Take the data below and repeat it exactly.

(Extracted information)

• • •

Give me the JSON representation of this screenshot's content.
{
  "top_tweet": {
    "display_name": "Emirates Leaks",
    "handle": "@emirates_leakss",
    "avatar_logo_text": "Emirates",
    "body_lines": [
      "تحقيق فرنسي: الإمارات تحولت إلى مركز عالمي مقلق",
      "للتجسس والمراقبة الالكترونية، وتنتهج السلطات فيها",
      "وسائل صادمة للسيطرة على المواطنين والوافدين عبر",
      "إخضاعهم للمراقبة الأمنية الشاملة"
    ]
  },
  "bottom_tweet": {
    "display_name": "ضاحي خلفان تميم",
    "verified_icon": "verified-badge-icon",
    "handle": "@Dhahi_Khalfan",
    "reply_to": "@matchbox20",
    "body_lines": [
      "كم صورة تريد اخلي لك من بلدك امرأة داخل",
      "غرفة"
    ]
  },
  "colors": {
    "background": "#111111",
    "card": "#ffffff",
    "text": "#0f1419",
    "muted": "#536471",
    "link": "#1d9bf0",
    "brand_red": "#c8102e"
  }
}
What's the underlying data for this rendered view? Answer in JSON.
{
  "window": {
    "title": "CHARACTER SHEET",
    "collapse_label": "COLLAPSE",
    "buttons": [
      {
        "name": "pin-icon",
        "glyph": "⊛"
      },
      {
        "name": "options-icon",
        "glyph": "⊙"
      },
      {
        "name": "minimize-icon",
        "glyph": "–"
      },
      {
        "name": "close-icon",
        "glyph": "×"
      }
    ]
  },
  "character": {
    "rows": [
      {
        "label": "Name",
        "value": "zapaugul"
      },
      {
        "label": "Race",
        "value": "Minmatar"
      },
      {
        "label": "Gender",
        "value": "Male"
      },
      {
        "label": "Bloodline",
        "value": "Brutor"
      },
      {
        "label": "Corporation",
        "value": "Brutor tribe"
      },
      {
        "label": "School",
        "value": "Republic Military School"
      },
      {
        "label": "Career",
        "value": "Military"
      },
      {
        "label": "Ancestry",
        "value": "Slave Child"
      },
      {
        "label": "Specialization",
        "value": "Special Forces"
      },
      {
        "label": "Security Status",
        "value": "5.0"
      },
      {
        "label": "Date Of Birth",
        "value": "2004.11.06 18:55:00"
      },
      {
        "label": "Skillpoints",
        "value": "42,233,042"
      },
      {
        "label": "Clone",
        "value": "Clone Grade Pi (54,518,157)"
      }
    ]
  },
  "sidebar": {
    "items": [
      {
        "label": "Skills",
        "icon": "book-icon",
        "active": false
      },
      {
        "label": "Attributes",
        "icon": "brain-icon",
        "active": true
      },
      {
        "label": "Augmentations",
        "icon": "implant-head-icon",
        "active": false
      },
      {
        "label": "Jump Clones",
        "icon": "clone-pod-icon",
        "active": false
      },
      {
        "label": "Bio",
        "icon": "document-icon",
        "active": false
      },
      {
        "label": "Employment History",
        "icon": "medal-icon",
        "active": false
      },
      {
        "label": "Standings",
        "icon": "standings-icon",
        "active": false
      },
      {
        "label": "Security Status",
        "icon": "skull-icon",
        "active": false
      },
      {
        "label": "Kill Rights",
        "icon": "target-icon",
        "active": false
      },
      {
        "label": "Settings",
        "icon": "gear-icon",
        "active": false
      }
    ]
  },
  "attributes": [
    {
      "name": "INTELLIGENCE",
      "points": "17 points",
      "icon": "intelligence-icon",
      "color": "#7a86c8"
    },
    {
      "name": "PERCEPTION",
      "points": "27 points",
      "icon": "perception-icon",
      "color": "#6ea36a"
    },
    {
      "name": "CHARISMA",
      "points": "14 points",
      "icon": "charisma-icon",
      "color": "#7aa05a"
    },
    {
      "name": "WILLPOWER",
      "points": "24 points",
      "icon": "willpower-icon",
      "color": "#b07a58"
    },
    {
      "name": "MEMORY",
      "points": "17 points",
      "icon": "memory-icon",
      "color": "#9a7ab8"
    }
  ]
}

• • •

(Written answer)
Give me the JSON representation of this screenshot's content.
{
  "top_tweet": {
    "display_name": "Emirates Leaks",
    "handle": "@emirates_leakss",
    "avatar_logo_text": "Emirates",
    "body_lines": [
      "تحقيق فرنسي: الإمارات تحولت إلى مركز عالمي مقلق",
      "للتجسس والمراقبة الالكترونية، وتنتهج السلطات فيها",
      "وسائل صادمة للسيطرة على المواطنين والوافدين عبر",
      "إخضاعهم للمراقبة الأمنية الشاملة"
    ]
  },
  "bottom_tweet": {
    "display_name": "ضاحي خلفان تميم",
    "verified_icon": "verified-badge-icon",
    "handle": "@Dhahi_Khalfan",
    "reply_to": "@matchbox20",
    "body_lines": [
      "كم صورة تريد اخلي لك من بلدك امرأة داخل",
      "غرفة"
    ]
  },
  "colors": {
    "background": "#111111",
    "card": "#ffffff",
    "text": "#0f1419",
    "muted": "#536471",
    "link": "#1d9bf0",
    "brand_red": "#c8102e"
  }
}
What's the underlying data for this rendered view? Answer in JSON.
{
  "window": {
    "title": "CHARACTER SHEET",
    "collapse_label": "COLLAPSE",
    "buttons": [
      {
        "name": "pin-icon",
        "glyph": "⊛"
      },
      {
        "name": "options-icon",
        "glyph": "⊙"
      },
      {
        "name": "minimize-icon",
        "glyph": "–"
      },
      {
        "name": "close-icon",
        "glyph": "×"
      }
    ]
  },
  "character": {
    "rows": [
      {
        "label": "Name",
        "value": "zapaugul"
      },
      {
        "label": "Race",
        "value": "Minmatar"
      },
      {
        "label": "Gender",
        "value": "Male"
      },
      {
        "label": "Bloodline",
        "value": "Brutor"
      },
      {
        "label": "Corporation",
        "value": "Brutor tribe"
      },
      {
        "label": "School",
        "value": "Republic Military School"
      },
      {
        "label": "Career",
        "value": "Military"
      },
      {
        "label": "Ancestry",
        "value": "Slave Child"
      },
      {
        "label": "Specialization",
        "value": "Special Forces"
      },
      {
        "label": "Security Status",
        "value": "5.0"
      },
      {
        "label": "Date Of Birth",
        "value": "2004.11.06 18:55:00"
      },
      {
        "label": "Skillpoints",
        "value": "42,233,042"
      },
      {
        "label": "Clone",
        "value": "Clone Grade Pi (54,518,157)"
      }
    ]
  },
  "sidebar": {
    "items": [
      {
        "label": "Skills",
        "icon": "book-icon",
        "active": false
      },
      {
        "label": "Attributes",
        "icon": "brain-icon",
        "active": true
      },
      {
        "label": "Augmentations",
        "icon": "implant-head-icon",
        "active": false
      },
      {
        "label": "Jump Clones",
        "icon": "clone-pod-icon",
        "active": false
      },
      {
        "label": "Bio",
        "icon": "document-icon",
        "active": false
      },
      {
        "label": "Employment History",
        "icon": "medal-icon",
        "active": false
      },
      {
        "label": "Standings",
        "icon": "standings-icon",
        "active": false
      },
      {
        "label": "Security Status",
        "icon": "skull-icon",
        "active": false
      },
      {
        "label": "Kill Rights",
        "icon": "target-icon",
        "active": false
      },
      {
        "label": "Settings",
        "icon": "gear-icon",
        "active": false
      }
    ]
  },
  "attributes": [
    {
      "name": "INTELLIGENCE",
      "points": "17 points",
      "icon": "intelligence-icon",
      "color": "#7a86c8"
    },
    {
      "name": "PERCEPTION",
      "points": "27 points",
      "icon": "perception-icon",
      "color": "#6ea36a"
    },
    {
      "name": "CHARISMA",
      "points": "14 points",
      "icon": "charisma-icon",
      "color": "#7aa05a"
    },
    {
      "name": "WILLPOWER",
      "points": "24 points",
      "icon": "willpower-icon",
      "color": "#b07a58"
    },
    {
      "name": "MEMORY",
      "points": "17 points",
      "icon": "memory-icon",
      "color": "#9a7ab8"
    }
  ]
}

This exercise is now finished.